Please give the listing again in its entirety, exactly as written.
################
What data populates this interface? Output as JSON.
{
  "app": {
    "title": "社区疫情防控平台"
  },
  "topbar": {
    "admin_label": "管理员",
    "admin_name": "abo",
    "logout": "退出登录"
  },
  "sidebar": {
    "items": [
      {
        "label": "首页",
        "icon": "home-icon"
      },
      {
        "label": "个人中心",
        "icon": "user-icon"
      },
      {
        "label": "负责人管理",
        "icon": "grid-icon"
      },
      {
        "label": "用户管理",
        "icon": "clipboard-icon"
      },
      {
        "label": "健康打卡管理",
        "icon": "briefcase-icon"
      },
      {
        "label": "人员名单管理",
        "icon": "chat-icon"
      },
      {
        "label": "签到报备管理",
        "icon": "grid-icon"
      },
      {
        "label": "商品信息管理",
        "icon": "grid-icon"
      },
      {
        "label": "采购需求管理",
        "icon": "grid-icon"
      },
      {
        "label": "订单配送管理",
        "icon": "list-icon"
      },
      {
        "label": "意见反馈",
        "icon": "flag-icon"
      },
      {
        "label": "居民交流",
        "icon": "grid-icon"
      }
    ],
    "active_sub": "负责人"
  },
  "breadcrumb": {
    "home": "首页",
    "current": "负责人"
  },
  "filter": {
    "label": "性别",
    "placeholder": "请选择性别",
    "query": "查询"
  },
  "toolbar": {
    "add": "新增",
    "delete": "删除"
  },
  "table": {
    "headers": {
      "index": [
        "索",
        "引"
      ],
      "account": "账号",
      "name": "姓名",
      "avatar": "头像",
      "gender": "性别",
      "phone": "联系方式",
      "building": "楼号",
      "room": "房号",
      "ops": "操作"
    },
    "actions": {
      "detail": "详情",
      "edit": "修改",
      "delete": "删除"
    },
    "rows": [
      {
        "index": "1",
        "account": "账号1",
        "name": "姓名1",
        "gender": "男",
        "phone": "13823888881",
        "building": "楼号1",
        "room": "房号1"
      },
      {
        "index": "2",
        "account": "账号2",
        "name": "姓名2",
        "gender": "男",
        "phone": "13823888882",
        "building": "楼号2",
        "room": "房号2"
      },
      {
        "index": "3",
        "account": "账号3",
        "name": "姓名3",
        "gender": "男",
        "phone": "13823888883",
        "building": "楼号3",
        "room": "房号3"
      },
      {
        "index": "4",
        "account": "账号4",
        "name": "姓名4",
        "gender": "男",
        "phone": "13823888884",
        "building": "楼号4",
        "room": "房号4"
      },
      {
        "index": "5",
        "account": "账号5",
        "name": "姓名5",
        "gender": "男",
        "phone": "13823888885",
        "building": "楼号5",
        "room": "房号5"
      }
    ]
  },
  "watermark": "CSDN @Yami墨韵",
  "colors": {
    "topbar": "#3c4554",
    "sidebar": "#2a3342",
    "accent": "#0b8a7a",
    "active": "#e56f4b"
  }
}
################
### ANSWER TO THE EXERCISE
What data populates this interface? Output as JSON.
{
  "app": {
    "title": "社区疫情防控平台"
  },
  "topbar": {
    "admin_label": "管理员",
    "admin_name": "abo",
    "logout": "退出登录"
  },
  "sidebar": {
    "items": [
      {
        "label": "首页",
        "icon": "home-icon"
      },
      {
        "label": "个人中心",
        "icon": "user-icon"
      },
      {
        "label": "负责人管理",
        "icon": "grid-icon"
      },
      {
        "label": "用户管理",
        "icon": "clipboard-icon"
      },
      {
        "label": "健康打卡管理",
        "icon": "briefcase-icon"
      },
      {
        "label": "人员名单管理",
        "icon": "chat-icon"
      },
      {
        "label": "签到报备管理",
        "icon": "grid-icon"
      },
      {
        "label": "商品信息管理",
        "icon": "grid-icon"
      },
      {
        "label": "采购需求管理",
        "icon": "grid-icon"
      },
      {
        "label": "订单配送管理",
        "icon": "list-icon"
      },
      {
        "label": "意见反馈",
        "icon": "flag-icon"
      },
      {
        "label": "居民交流",
        "icon": "grid-icon"
      }
    ],
    "active_sub": "负责人"
  },
  "breadcrumb": {
    "home": "首页",
    "current": "负责人"
  },
  "filter": {
    "label": "性别",
    "placeholder": "请选择性别",
    "query": "查询"
  },
  "toolbar": {
    "add": "新增",
    "delete": "删除"
  },
  "table": {
    "headers": {
      "index": [
        "索",
        "引"
      ],
      "account": "账号",
      "name": "姓名",
      "avatar": "头像",
      "gender": "性别",
      "phone": "联系方式",
      "building": "楼号",
      "room": "房号",
      "ops": "操作"
    },
    "actions": {
      "detail": "详情",
      "edit": "修改",
      "delete": "删除"
    },
    "rows": [
      {
        "index": "1",
        "account": "账号1",
        "name": "姓名1",
        "gender": "男",
        "phone": "13823888881",
        "building": "楼号1",
        "room": "房号1"
      },
      {
        "index": "2",
        "account": "账号2",
        "name": "姓名2",
        "gender": "男",
        "phone": "13823888882",
        "building": "楼号2",
        "room": "房号2"
      },
      {
        "index": "3",
        "account": "账号3",
        "name": "姓名3",
        "gender": "男",
        "phone": "13823888883",
        "building": "楼号3",
        "room": "房号3"
      },
      {
        "index": "4",
        "account": "账号4",
        "name": "姓名4",
        "gender": "男",
        "phone": "13823888884",
        "building": "楼号4",
        "room": "房号4"
      },
      {
        "index": "5",
        "account": "账号5",
        "name": "姓名5",
        "gender": "男",
        "phone": "13823888885",
        "building": "楼号5",
        "room": "房号5"
      }
    ]
  },
  "watermark": "CSDN @Yami墨韵",
  "colors": {
    "topbar": "#3c4554",
    "sidebar": "#2a3342",
    "accent": "#0b8a7a",
    "active": "#e56f4b"
  }
}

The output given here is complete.